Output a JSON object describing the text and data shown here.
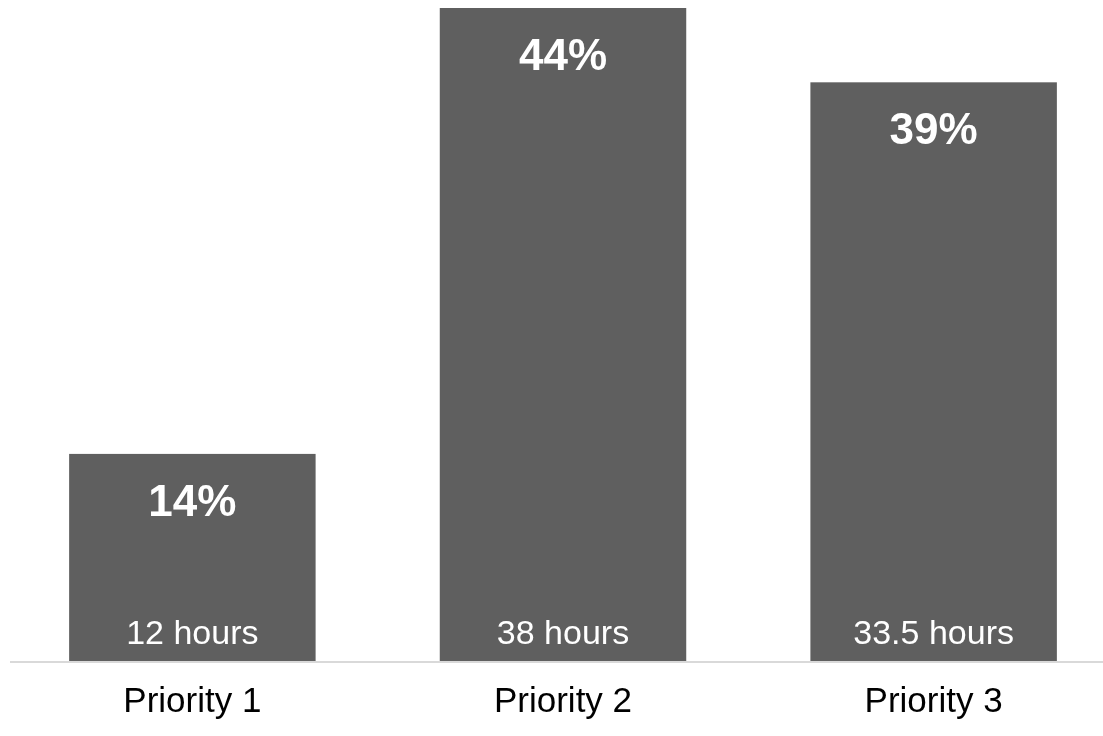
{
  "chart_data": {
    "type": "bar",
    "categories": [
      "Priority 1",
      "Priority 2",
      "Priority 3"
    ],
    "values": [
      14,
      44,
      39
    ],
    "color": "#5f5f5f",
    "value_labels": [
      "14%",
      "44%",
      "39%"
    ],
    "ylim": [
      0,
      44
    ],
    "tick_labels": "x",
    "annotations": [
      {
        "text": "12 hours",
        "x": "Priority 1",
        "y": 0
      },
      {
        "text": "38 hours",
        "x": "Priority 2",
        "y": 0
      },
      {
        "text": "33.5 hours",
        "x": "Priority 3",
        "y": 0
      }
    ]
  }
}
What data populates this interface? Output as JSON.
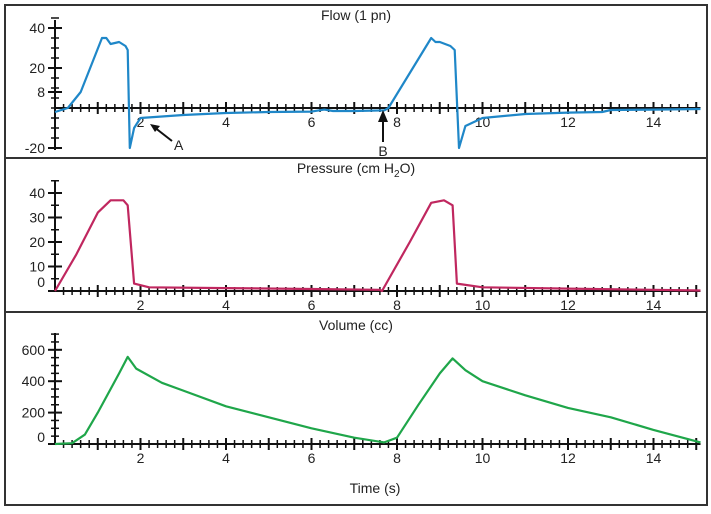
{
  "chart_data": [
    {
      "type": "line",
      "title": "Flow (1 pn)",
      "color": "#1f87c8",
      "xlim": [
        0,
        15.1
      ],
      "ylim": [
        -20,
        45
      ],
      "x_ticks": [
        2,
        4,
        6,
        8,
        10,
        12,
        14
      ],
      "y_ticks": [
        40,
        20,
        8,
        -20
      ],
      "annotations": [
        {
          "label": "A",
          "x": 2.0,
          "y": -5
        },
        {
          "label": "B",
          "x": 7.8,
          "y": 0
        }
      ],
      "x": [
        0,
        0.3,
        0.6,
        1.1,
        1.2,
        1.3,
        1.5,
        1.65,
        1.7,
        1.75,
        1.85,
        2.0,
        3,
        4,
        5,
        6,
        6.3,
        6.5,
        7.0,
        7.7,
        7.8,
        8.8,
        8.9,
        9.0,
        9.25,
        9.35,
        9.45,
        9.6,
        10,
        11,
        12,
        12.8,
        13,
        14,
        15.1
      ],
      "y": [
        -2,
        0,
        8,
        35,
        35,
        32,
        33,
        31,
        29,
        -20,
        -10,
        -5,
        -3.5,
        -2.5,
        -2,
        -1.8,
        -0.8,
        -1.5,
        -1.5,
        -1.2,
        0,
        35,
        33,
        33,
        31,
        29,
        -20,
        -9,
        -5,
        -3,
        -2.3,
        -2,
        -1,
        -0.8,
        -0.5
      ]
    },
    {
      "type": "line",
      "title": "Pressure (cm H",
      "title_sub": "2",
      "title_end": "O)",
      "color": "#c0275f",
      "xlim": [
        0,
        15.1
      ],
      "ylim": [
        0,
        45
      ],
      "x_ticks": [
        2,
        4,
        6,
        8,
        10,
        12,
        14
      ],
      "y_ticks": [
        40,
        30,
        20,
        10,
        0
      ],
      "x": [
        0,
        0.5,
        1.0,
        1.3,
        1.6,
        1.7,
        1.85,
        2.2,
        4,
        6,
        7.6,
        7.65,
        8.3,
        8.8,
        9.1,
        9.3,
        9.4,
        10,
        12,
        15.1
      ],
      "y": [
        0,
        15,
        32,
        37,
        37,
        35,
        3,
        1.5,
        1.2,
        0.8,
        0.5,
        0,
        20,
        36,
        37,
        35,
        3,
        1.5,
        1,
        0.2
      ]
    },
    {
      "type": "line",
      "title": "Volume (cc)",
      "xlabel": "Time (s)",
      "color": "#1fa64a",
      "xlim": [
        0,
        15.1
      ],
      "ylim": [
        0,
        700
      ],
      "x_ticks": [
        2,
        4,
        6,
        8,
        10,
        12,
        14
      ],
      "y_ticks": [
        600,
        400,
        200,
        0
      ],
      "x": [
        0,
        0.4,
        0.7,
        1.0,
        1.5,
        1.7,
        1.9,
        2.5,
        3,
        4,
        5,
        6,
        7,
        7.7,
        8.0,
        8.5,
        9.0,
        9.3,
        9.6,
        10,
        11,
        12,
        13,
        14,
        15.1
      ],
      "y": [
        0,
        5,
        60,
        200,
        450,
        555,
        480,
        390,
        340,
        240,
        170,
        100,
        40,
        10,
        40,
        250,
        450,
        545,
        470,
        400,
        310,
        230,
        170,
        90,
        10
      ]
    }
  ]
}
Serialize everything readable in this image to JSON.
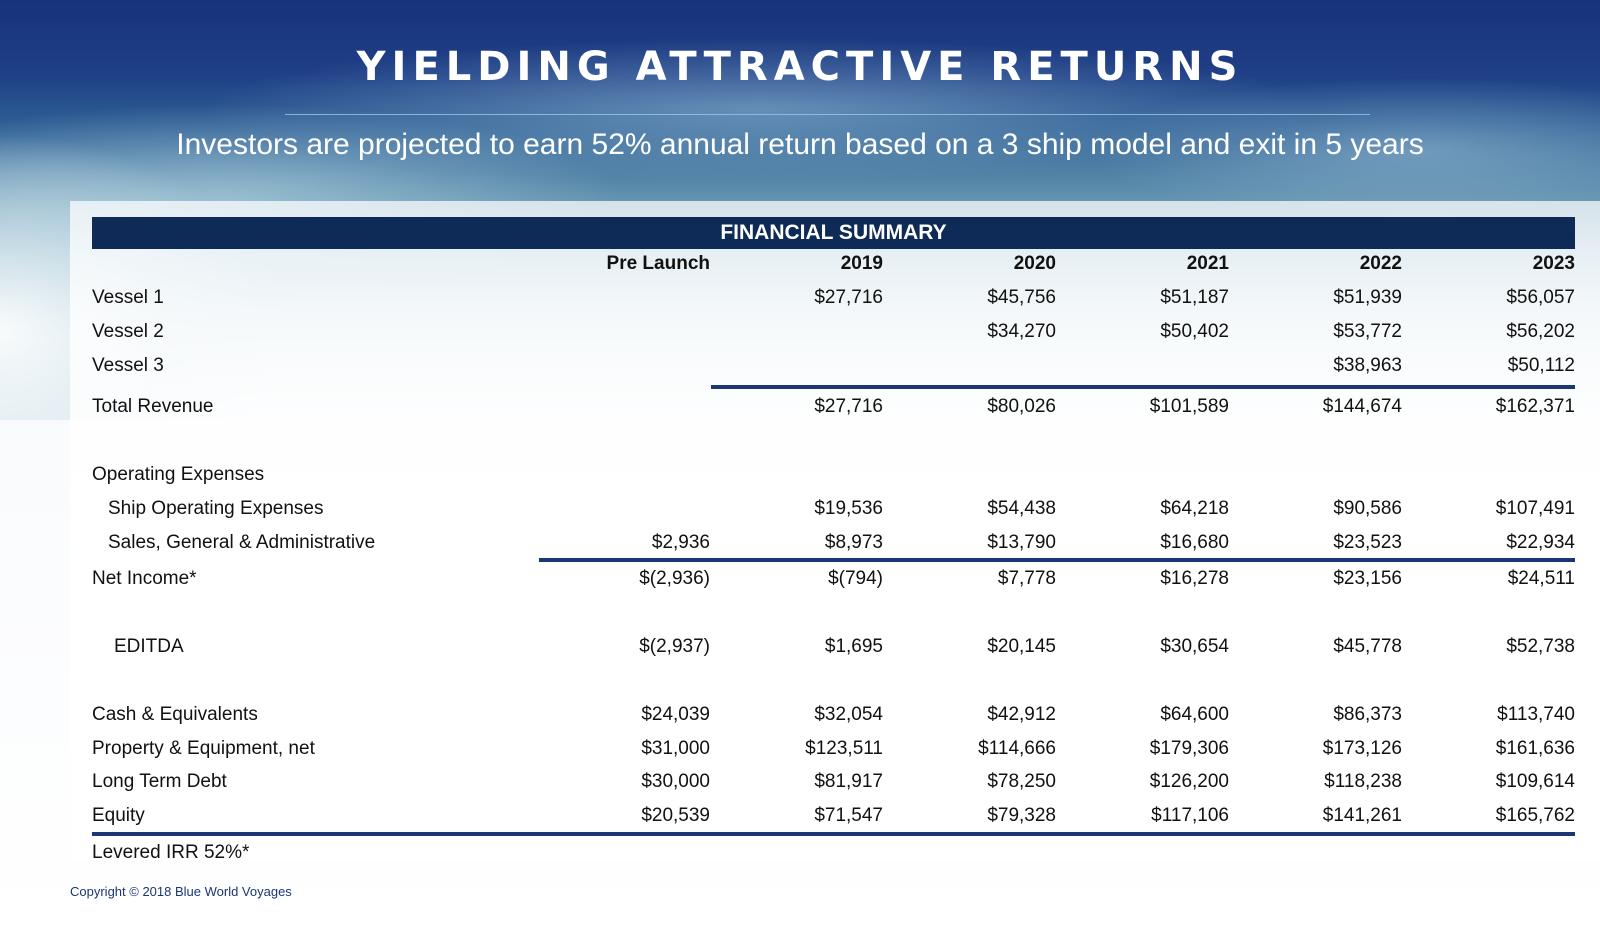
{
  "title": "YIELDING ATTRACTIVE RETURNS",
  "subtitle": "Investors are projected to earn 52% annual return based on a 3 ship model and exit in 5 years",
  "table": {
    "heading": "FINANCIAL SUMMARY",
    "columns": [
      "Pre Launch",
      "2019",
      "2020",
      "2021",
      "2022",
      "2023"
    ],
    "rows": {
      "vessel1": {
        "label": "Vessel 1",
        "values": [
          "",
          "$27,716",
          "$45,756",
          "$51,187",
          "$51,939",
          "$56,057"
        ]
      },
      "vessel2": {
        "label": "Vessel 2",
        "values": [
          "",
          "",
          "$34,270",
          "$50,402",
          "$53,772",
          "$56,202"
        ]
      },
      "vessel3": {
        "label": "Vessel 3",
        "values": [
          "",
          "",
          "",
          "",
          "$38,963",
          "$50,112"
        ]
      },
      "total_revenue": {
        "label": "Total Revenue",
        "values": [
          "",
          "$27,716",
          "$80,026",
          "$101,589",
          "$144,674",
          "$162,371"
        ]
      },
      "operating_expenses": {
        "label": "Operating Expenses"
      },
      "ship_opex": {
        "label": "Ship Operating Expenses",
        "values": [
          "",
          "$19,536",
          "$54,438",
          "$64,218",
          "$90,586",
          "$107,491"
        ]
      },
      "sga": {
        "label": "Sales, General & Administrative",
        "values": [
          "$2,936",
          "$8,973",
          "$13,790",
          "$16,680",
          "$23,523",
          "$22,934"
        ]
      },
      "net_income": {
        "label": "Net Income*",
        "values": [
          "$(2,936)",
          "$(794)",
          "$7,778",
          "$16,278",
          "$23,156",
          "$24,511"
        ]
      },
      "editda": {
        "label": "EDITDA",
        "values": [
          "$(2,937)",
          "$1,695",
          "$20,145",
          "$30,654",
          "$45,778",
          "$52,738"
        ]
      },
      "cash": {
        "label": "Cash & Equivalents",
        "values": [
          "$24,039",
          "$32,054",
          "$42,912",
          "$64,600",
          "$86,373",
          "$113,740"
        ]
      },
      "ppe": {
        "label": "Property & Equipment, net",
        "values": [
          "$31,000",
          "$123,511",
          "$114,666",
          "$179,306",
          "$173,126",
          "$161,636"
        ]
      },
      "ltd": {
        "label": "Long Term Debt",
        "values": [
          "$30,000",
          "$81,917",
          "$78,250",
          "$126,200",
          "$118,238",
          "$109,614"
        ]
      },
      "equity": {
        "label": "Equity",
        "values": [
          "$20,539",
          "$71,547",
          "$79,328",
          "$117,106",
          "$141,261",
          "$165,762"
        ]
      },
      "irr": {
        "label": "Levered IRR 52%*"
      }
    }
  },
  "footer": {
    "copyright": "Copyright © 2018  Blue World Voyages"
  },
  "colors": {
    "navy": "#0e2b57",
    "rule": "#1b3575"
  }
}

TASK INSTRUCTIONS
Print each record exactly as it stands, leaving the images out.

FULL SOLUTION
Output a JSON object describing the text and data shown here.
{
  "chart_data": {
    "type": "bar",
    "categories": [
      "Priority 1",
      "Priority 2",
      "Priority 3"
    ],
    "values": [
      14,
      44,
      39
    ],
    "color": "#5f5f5f",
    "value_labels": [
      "14%",
      "44%",
      "39%"
    ],
    "ylim": [
      0,
      44
    ],
    "tick_labels": "x",
    "annotations": [
      {
        "text": "12 hours",
        "x": "Priority 1",
        "y": 0
      },
      {
        "text": "38 hours",
        "x": "Priority 2",
        "y": 0
      },
      {
        "text": "33.5 hours",
        "x": "Priority 3",
        "y": 0
      }
    ]
  }
}
What data populates this interface? Output as JSON.
{
  "chart_data": [
    {
      "type": "line",
      "title": "Flow (1 pn)",
      "color": "#1f87c8",
      "xlim": [
        0,
        15.1
      ],
      "ylim": [
        -20,
        45
      ],
      "x_ticks": [
        2,
        4,
        6,
        8,
        10,
        12,
        14
      ],
      "y_ticks": [
        40,
        20,
        8,
        -20
      ],
      "annotations": [
        {
          "label": "A",
          "x": 2.0,
          "y": -5
        },
        {
          "label": "B",
          "x": 7.8,
          "y": 0
        }
      ],
      "x": [
        0,
        0.3,
        0.6,
        1.1,
        1.2,
        1.3,
        1.5,
        1.65,
        1.7,
        1.75,
        1.85,
        2.0,
        3,
        4,
        5,
        6,
        6.3,
        6.5,
        7.0,
        7.7,
        7.8,
        8.8,
        8.9,
        9.0,
        9.25,
        9.35,
        9.45,
        9.6,
        10,
        11,
        12,
        12.8,
        13,
        14,
        15.1
      ],
      "y": [
        -2,
        0,
        8,
        35,
        35,
        32,
        33,
        31,
        29,
        -20,
        -10,
        -5,
        -3.5,
        -2.5,
        -2,
        -1.8,
        -0.8,
        -1.5,
        -1.5,
        -1.2,
        0,
        35,
        33,
        33,
        31,
        29,
        -20,
        -9,
        -5,
        -3,
        -2.3,
        -2,
        -1,
        -0.8,
        -0.5
      ]
    },
    {
      "type": "line",
      "title": "Pressure (cm H",
      "title_sub": "2",
      "title_end": "O)",
      "color": "#c0275f",
      "xlim": [
        0,
        15.1
      ],
      "ylim": [
        0,
        45
      ],
      "x_ticks": [
        2,
        4,
        6,
        8,
        10,
        12,
        14
      ],
      "y_ticks": [
        40,
        30,
        20,
        10,
        0
      ],
      "x": [
        0,
        0.5,
        1.0,
        1.3,
        1.6,
        1.7,
        1.85,
        2.2,
        4,
        6,
        7.6,
        7.65,
        8.3,
        8.8,
        9.1,
        9.3,
        9.4,
        10,
        12,
        15.1
      ],
      "y": [
        0,
        15,
        32,
        37,
        37,
        35,
        3,
        1.5,
        1.2,
        0.8,
        0.5,
        0,
        20,
        36,
        37,
        35,
        3,
        1.5,
        1,
        0.2
      ]
    },
    {
      "type": "line",
      "title": "Volume (cc)",
      "xlabel": "Time (s)",
      "color": "#1fa64a",
      "xlim": [
        0,
        15.1
      ],
      "ylim": [
        0,
        700
      ],
      "x_ticks": [
        2,
        4,
        6,
        8,
        10,
        12,
        14
      ],
      "y_ticks": [
        600,
        400,
        200,
        0
      ],
      "x": [
        0,
        0.4,
        0.7,
        1.0,
        1.5,
        1.7,
        1.9,
        2.5,
        3,
        4,
        5,
        6,
        7,
        7.7,
        8.0,
        8.5,
        9.0,
        9.3,
        9.6,
        10,
        11,
        12,
        13,
        14,
        15.1
      ],
      "y": [
        0,
        5,
        60,
        200,
        450,
        555,
        480,
        390,
        340,
        240,
        170,
        100,
        40,
        10,
        40,
        250,
        450,
        545,
        470,
        400,
        310,
        230,
        170,
        90,
        10
      ]
    }
  ]
}
Serialize everything readable in this image to JSON.
{
  "title": "YIELDING ATTRACTIVE RETURNS",
  "subtitle": "Investors are projected to earn 52% annual return based on a 3 ship model and exit in 5 years",
  "table": {
    "heading": "FINANCIAL SUMMARY",
    "columns": [
      "Pre Launch",
      "2019",
      "2020",
      "2021",
      "2022",
      "2023"
    ],
    "rows": {
      "vessel1": {
        "label": "Vessel 1",
        "values": [
          "",
          "$27,716",
          "$45,756",
          "$51,187",
          "$51,939",
          "$56,057"
        ]
      },
      "vessel2": {
        "label": "Vessel 2",
        "values": [
          "",
          "",
          "$34,270",
          "$50,402",
          "$53,772",
          "$56,202"
        ]
      },
      "vessel3": {
        "label": "Vessel 3",
        "values": [
          "",
          "",
          "",
          "",
          "$38,963",
          "$50,112"
        ]
      },
      "total_revenue": {
        "label": "Total Revenue",
        "values": [
          "",
          "$27,716",
          "$80,026",
          "$101,589",
          "$144,674",
          "$162,371"
        ]
      },
      "operating_expenses": {
        "label": "Operating Expenses"
      },
      "ship_opex": {
        "label": "Ship Operating Expenses",
        "values": [
          "",
          "$19,536",
          "$54,438",
          "$64,218",
          "$90,586",
          "$107,491"
        ]
      },
      "sga": {
        "label": "Sales, General & Administrative",
        "values": [
          "$2,936",
          "$8,973",
          "$13,790",
          "$16,680",
          "$23,523",
          "$22,934"
        ]
      },
      "net_income": {
        "label": "Net Income*",
        "values": [
          "$(2,936)",
          "$(794)",
          "$7,778",
          "$16,278",
          "$23,156",
          "$24,511"
        ]
      },
      "editda": {
        "label": "EDITDA",
        "values": [
          "$(2,937)",
          "$1,695",
          "$20,145",
          "$30,654",
          "$45,778",
          "$52,738"
        ]
      },
      "cash": {
        "label": "Cash & Equivalents",
        "values": [
          "$24,039",
          "$32,054",
          "$42,912",
          "$64,600",
          "$86,373",
          "$113,740"
        ]
      },
      "ppe": {
        "label": "Property & Equipment, net",
        "values": [
          "$31,000",
          "$123,511",
          "$114,666",
          "$179,306",
          "$173,126",
          "$161,636"
        ]
      },
      "ltd": {
        "label": "Long Term Debt",
        "values": [
          "$30,000",
          "$81,917",
          "$78,250",
          "$126,200",
          "$118,238",
          "$109,614"
        ]
      },
      "equity": {
        "label": "Equity",
        "values": [
          "$20,539",
          "$71,547",
          "$79,328",
          "$117,106",
          "$141,261",
          "$165,762"
        ]
      },
      "irr": {
        "label": "Levered IRR 52%*"
      }
    }
  },
  "footer": {
    "copyright": "Copyright © 2018  Blue World Voyages"
  },
  "colors": {
    "navy": "#0e2b57",
    "rule": "#1b3575"
  }
}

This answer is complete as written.